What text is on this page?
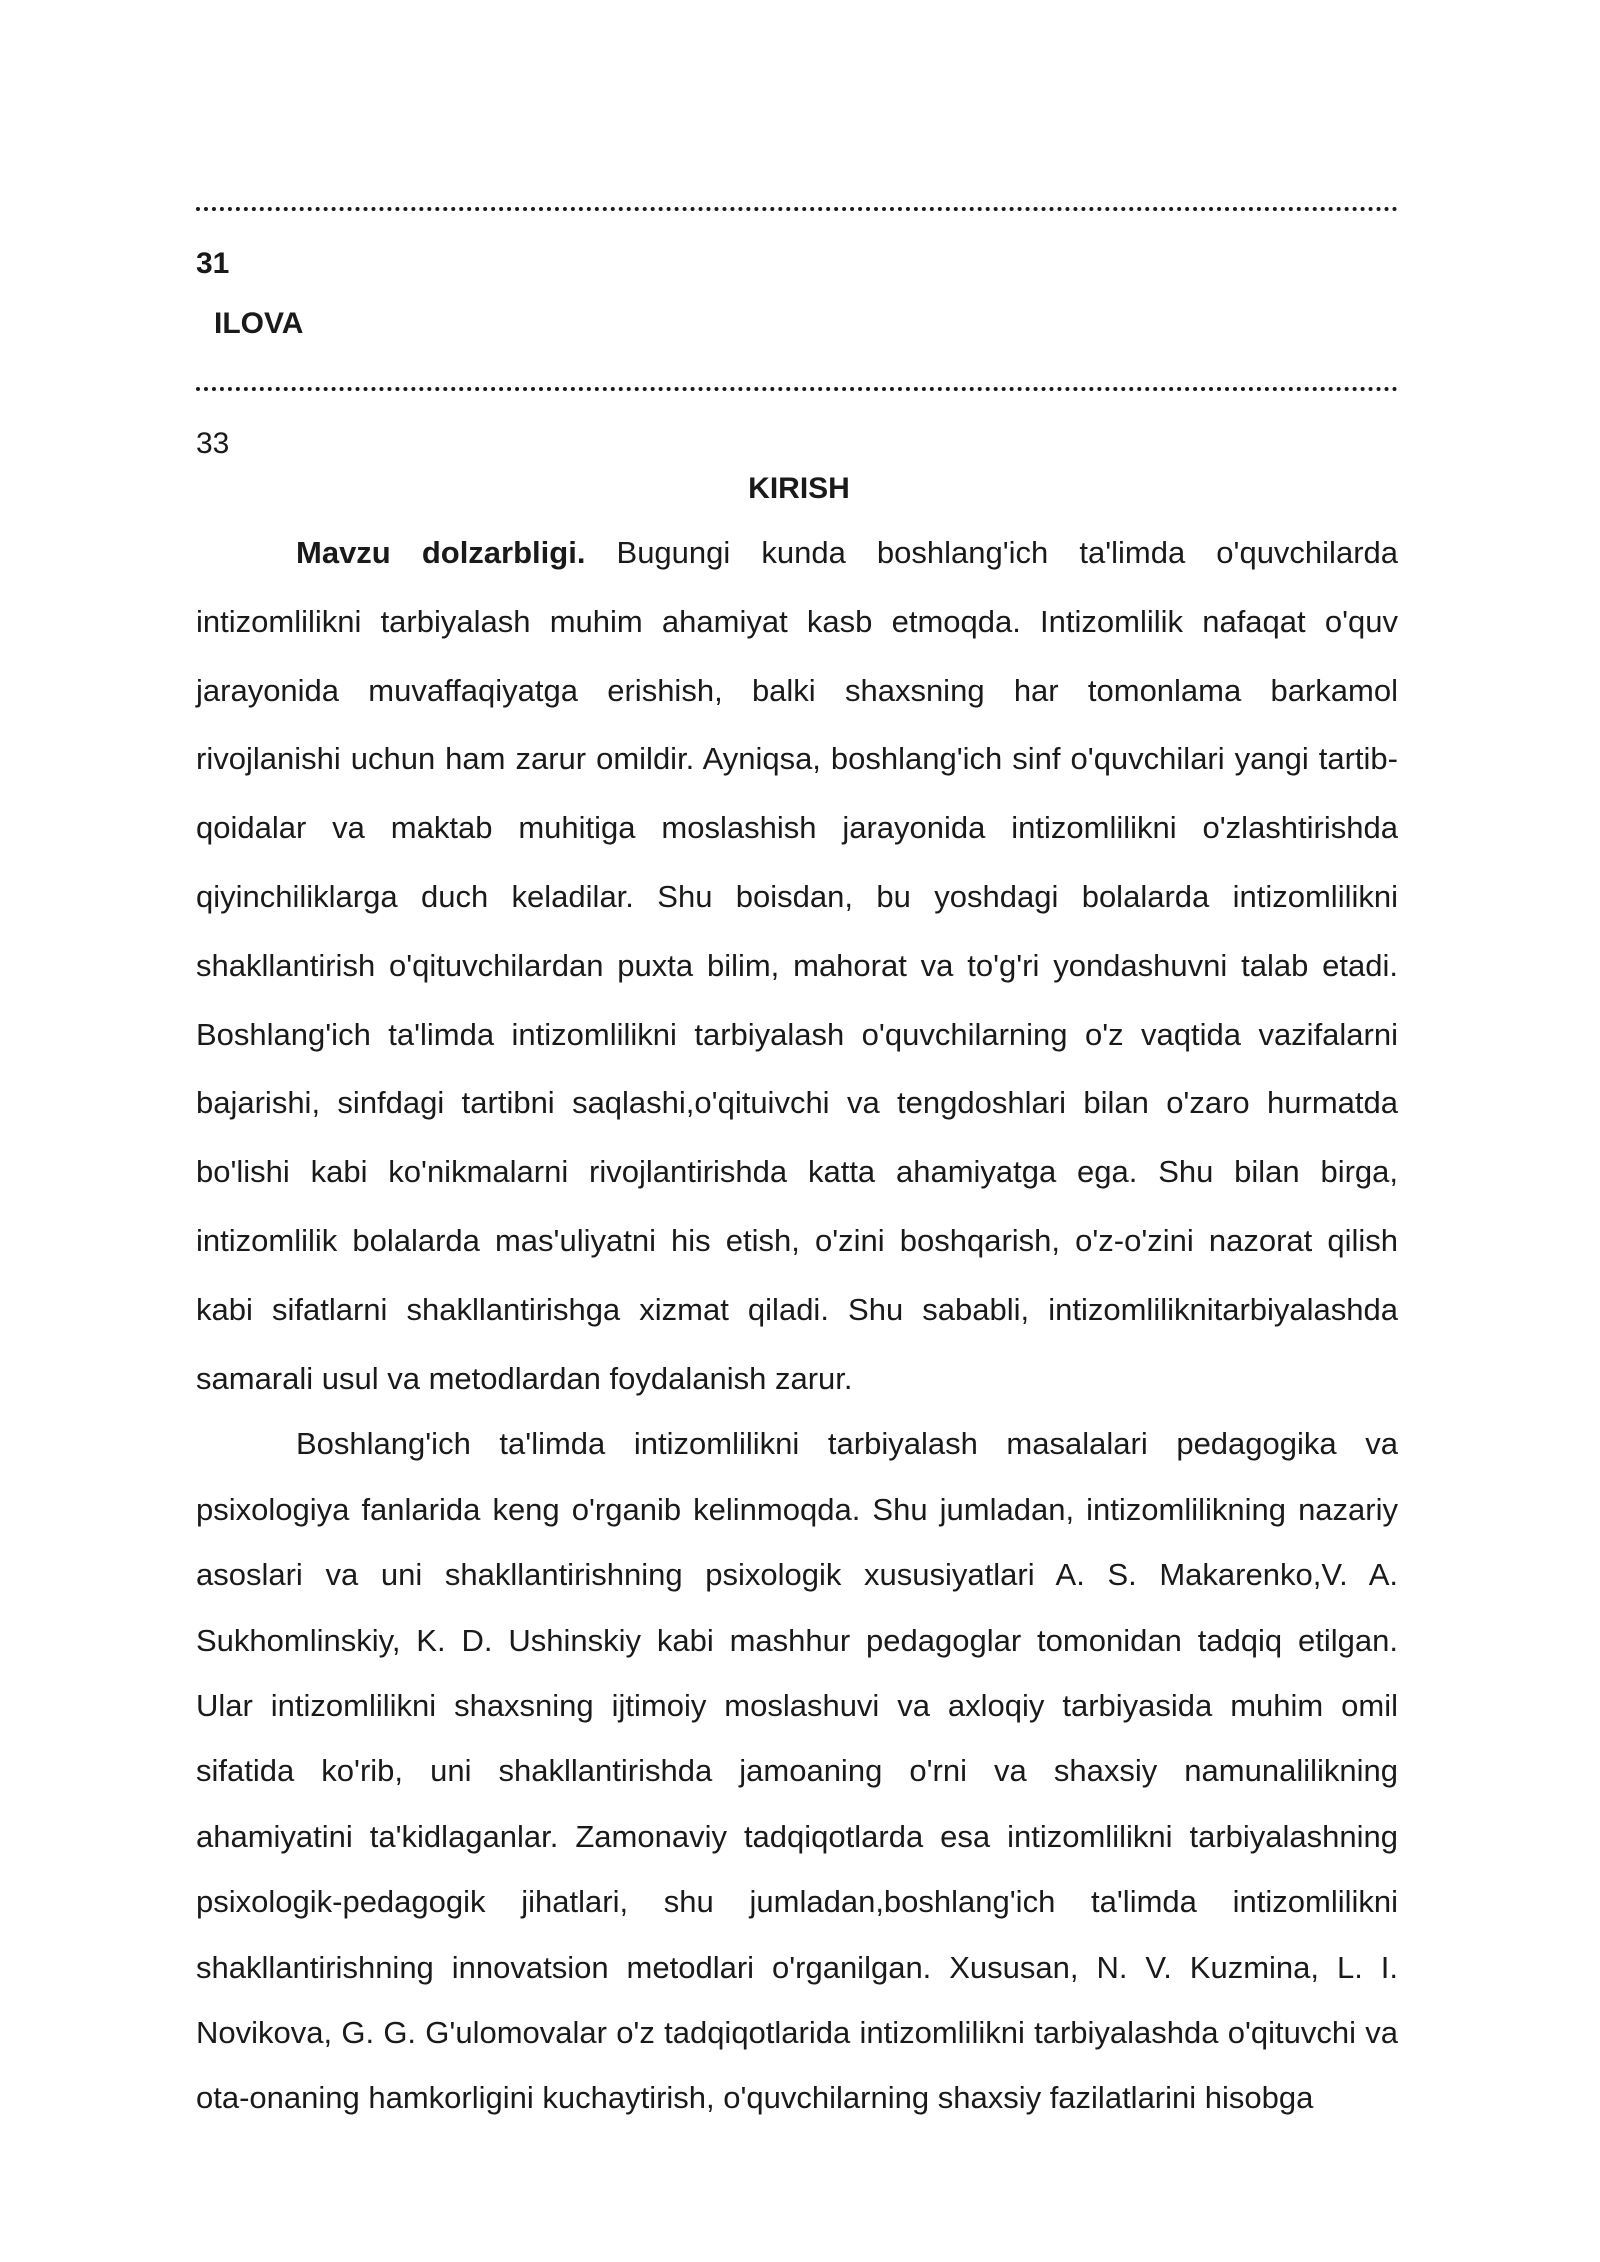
31
ILOVA
33
KIRISH

Mavzu dolzarbligi. Bugungi kunda boshlang'ich ta'limda o'quvchilarda intizomlilikni tarbiyalash muhim ahamiyat kasb etmoqda. Intizomlilik nafaqat o'quv jarayonida muvaffaqiyatga erishish, balki shaxsning har tomonlama barkamol rivojlanishi uchun ham zarur omildir. Ayniqsa, boshlang'ich sinf o'quvchilari yangi tartib-qoidalar va maktab muhitiga moslashish jarayonida intizomlilikni o'zlashtirishda qiyinchiliklarga duch keladilar. Shu boisdan, bu yoshdagi bolalarda intizomlilikni shakllantirish o'qituvchilardan puxta bilim, mahorat va to'g'ri yondashuvni talab etadi. Boshlang'ich ta'limda intizomlilikni tarbiyalash o'quvchilarning o'z vaqtida vazifalarni bajarishi, sinfdagi tartibni saqlashi,o'qituivchi va tengdoshlari bilan o'zaro hurmatda bo'lishi kabi ko'nikmalarni rivojlantirishda katta ahamiyatga ega. Shu bilan birga, intizomlilik bolalarda mas'uliyatni his etish, o'zini boshqarish, o'z-o'zini nazorat qilish kabi sifatlarni shakllantirishga xizmat qiladi. Shu sababli, intizomliliknitarbiyalashda samarali usul va metodlardan foydalanish zarur.

Boshlang'ich ta'limda intizomlilikni tarbiyalash masalalari pedagogika va psixologiya fanlarida keng o'rganib kelinmoqda. Shu jumladan, intizomlilikning nazariy asoslari va uni shakllantirishning psixologik xususiyatlari A. S. Makarenko,V. A. Sukhomlinskiy, K. D. Ushinskiy kabi mashhur pedagoglar tomonidan tadqiq etilgan. Ular intizomlilikni shaxsning ijtimoiy moslashuvi va axloqiy tarbiyasida muhim omil sifatida ko'rib, uni shakllantirishda jamoaning o'rni va shaxsiy namunalilikning ahamiyatini ta'kidlaganlar. Zamonaviy tadqiqotlarda esa intizomlilikni tarbiyalashning psixologik-pedagogik jihatlari, shu jumladan,boshlang'ich ta'limda intizomlilikni shakllantirishning innovatsion metodlari o'rganilgan. Xususan, N. V. Kuzmina, L. I. Novikova, G. G. G'ulomovalar o'z tadqiqotlarida intizomlilikni tarbiyalashda o'qituvchi va ota-onaning hamkorligini kuchaytirish, o'quvchilarning shaxsiy fazilatlarini hisobga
───
▶ _Required task_: Go through the material above and print all of it exactly, except the pictures.

▶ _Answer in full_:
What text is on this page?
31
ILOVA
33
KIRISH

Mavzu dolzarbligi. Bugungi kunda boshlang'ich ta'limda o'quvchilarda intizomlilikni tarbiyalash muhim ahamiyat kasb etmoqda. Intizomlilik nafaqat o'quv jarayonida muvaffaqiyatga erishish, balki shaxsning har tomonlama barkamol rivojlanishi uchun ham zarur omildir. Ayniqsa, boshlang'ich sinf o'quvchilari yangi tartib-qoidalar va maktab muhitiga moslashish jarayonida intizomlilikni o'zlashtirishda qiyinchiliklarga duch keladilar. Shu boisdan, bu yoshdagi bolalarda intizomlilikni shakllantirish o'qituvchilardan puxta bilim, mahorat va to'g'ri yondashuvni talab etadi. Boshlang'ich ta'limda intizomlilikni tarbiyalash o'quvchilarning o'z vaqtida vazifalarni bajarishi, sinfdagi tartibni saqlashi,o'qituivchi va tengdoshlari bilan o'zaro hurmatda bo'lishi kabi ko'nikmalarni rivojlantirishda katta ahamiyatga ega. Shu bilan birga, intizomlilik bolalarda mas'uliyatni his etish, o'zini boshqarish, o'z-o'zini nazorat qilish kabi sifatlarni shakllantirishga xizmat qiladi. Shu sababli, intizomliliknitarbiyalashda samarali usul va metodlardan foydalanish zarur.

Boshlang'ich ta'limda intizomlilikni tarbiyalash masalalari pedagogika va psixologiya fanlarida keng o'rganib kelinmoqda. Shu jumladan, intizomlilikning nazariy asoslari va uni shakllantirishning psixologik xususiyatlari A. S. Makarenko,V. A. Sukhomlinskiy, K. D. Ushinskiy kabi mashhur pedagoglar tomonidan tadqiq etilgan. Ular intizomlilikni shaxsning ijtimoiy moslashuvi va axloqiy tarbiyasida muhim omil sifatida ko'rib, uni shakllantirishda jamoaning o'rni va shaxsiy namunalilikning ahamiyatini ta'kidlaganlar. Zamonaviy tadqiqotlarda esa intizomlilikni tarbiyalashning psixologik-pedagogik jihatlari, shu jumladan,boshlang'ich ta'limda intizomlilikni shakllantirishning innovatsion metodlari o'rganilgan. Xususan, N. V. Kuzmina, L. I. Novikova, G. G. G'ulomovalar o'z tadqiqotlarida intizomlilikni tarbiyalashda o'qituvchi va ota-onaning hamkorligini kuchaytirish, o'quvchilarning shaxsiy fazilatlarini hisobga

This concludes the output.